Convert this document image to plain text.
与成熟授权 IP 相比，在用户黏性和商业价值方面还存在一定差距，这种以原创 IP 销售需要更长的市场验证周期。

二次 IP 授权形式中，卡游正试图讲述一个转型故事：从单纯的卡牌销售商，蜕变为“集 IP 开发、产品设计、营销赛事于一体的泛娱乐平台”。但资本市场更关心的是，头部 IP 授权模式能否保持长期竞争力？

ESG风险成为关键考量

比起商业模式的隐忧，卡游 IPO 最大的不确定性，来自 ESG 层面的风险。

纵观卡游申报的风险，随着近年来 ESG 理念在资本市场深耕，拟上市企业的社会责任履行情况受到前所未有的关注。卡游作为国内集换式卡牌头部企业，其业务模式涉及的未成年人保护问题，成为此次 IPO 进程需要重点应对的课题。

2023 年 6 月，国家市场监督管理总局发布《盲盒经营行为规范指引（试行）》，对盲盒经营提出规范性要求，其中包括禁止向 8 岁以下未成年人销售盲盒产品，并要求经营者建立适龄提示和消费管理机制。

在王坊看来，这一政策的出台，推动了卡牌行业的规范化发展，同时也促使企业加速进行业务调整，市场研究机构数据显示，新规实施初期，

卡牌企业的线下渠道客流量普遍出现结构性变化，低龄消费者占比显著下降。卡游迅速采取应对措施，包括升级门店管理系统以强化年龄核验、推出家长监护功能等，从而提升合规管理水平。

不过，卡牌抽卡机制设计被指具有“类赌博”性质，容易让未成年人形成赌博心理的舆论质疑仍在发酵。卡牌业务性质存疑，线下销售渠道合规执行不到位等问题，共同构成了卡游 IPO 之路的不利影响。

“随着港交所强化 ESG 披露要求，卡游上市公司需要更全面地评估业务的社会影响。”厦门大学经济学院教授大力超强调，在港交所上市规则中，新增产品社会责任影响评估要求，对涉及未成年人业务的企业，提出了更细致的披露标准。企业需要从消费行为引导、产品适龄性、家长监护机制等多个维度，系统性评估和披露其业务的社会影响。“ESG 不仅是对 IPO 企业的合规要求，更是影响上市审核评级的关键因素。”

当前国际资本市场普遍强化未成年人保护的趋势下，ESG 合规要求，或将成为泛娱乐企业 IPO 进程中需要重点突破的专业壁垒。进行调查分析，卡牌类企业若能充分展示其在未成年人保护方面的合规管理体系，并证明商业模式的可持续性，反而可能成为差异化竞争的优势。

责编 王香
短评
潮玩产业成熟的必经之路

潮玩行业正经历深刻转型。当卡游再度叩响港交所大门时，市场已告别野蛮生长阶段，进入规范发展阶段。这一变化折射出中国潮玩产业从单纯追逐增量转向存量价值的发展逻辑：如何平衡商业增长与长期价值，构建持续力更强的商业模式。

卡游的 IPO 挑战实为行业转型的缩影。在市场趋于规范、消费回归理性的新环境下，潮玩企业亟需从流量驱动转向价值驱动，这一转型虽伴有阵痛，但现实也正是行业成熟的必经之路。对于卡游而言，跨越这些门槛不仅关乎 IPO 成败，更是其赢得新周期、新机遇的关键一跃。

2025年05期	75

— Instruction —
Copy out the full set of records precisely, leaving nothing out.

— Response to the task —
Convert this document image to plain text.
与成熟授权 IP 相比，在用户黏性和商业价值方面还存在一定差距，这种以原创 IP 销售需要更长的市场验证周期。

二次 IP 授权形式中，卡游正试图讲述一个转型故事：从单纯的卡牌销售商，蜕变为“集 IP 开发、产品设计、营销赛事于一体的泛娱乐平台”。但资本市场更关心的是，头部 IP 授权模式能否保持长期竞争力？

ESG风险成为关键考量

比起商业模式的隐忧，卡游 IPO 最大的不确定性，来自 ESG 层面的风险。

纵观卡游申报的风险，随着近年来 ESG 理念在资本市场深耕，拟上市企业的社会责任履行情况受到前所未有的关注。卡游作为国内集换式卡牌头部企业，其业务模式涉及的未成年人保护问题，成为此次 IPO 进程需要重点应对的课题。

2023 年 6 月，国家市场监督管理总局发布《盲盒经营行为规范指引（试行）》，对盲盒经营提出规范性要求，其中包括禁止向 8 岁以下未成年人销售盲盒产品，并要求经营者建立适龄提示和消费管理机制。

在王坊看来，这一政策的出台，推动了卡牌行业的规范化发展，同时也促使企业加速进行业务调整，市场研究机构数据显示，新规实施初期，

卡牌企业的线下渠道客流量普遍出现结构性变化，低龄消费者占比显著下降。卡游迅速采取应对措施，包括升级门店管理系统以强化年龄核验、推出家长监护功能等，从而提升合规管理水平。

不过，卡牌抽卡机制设计被指具有“类赌博”性质，容易让未成年人形成赌博心理的舆论质疑仍在发酵。卡牌业务性质存疑，线下销售渠道合规执行不到位等问题，共同构成了卡游 IPO 之路的不利影响。

“随着港交所强化 ESG 披露要求，卡游上市公司需要更全面地评估业务的社会影响。”厦门大学经济学院教授大力超强调，在港交所上市规则中，新增产品社会责任影响评估要求，对涉及未成年人业务的企业，提出了更细致的披露标准。企业需要从消费行为引导、产品适龄性、家长监护机制等多个维度，系统性评估和披露其业务的社会影响。“ESG 不仅是对 IPO 企业的合规要求，更是影响上市审核评级的关键因素。”

当前国际资本市场普遍强化未成年人保护的趋势下，ESG 合规要求，或将成为泛娱乐企业 IPO 进程中需要重点突破的专业壁垒。进行调查分析，卡牌类企业若能充分展示其在未成年人保护方面的合规管理体系，并证明商业模式的可持续性，反而可能成为差异化竞争的优势。

责编 王香
短评
潮玩产业成熟的必经之路

潮玩行业正经历深刻转型。当卡游再度叩响港交所大门时，市场已告别野蛮生长阶段，进入规范发展阶段。这一变化折射出中国潮玩产业从单纯追逐增量转向存量价值的发展逻辑：如何平衡商业增长与长期价值，构建持续力更强的商业模式。

卡游的 IPO 挑战实为行业转型的缩影。在市场趋于规范、消费回归理性的新环境下，潮玩企业亟需从流量驱动转向价值驱动，这一转型虽伴有阵痛，但现实也正是行业成熟的必经之路。对于卡游而言，跨越这些门槛不仅关乎 IPO 成败，更是其赢得新周期、新机遇的关键一跃。

2025年05期	75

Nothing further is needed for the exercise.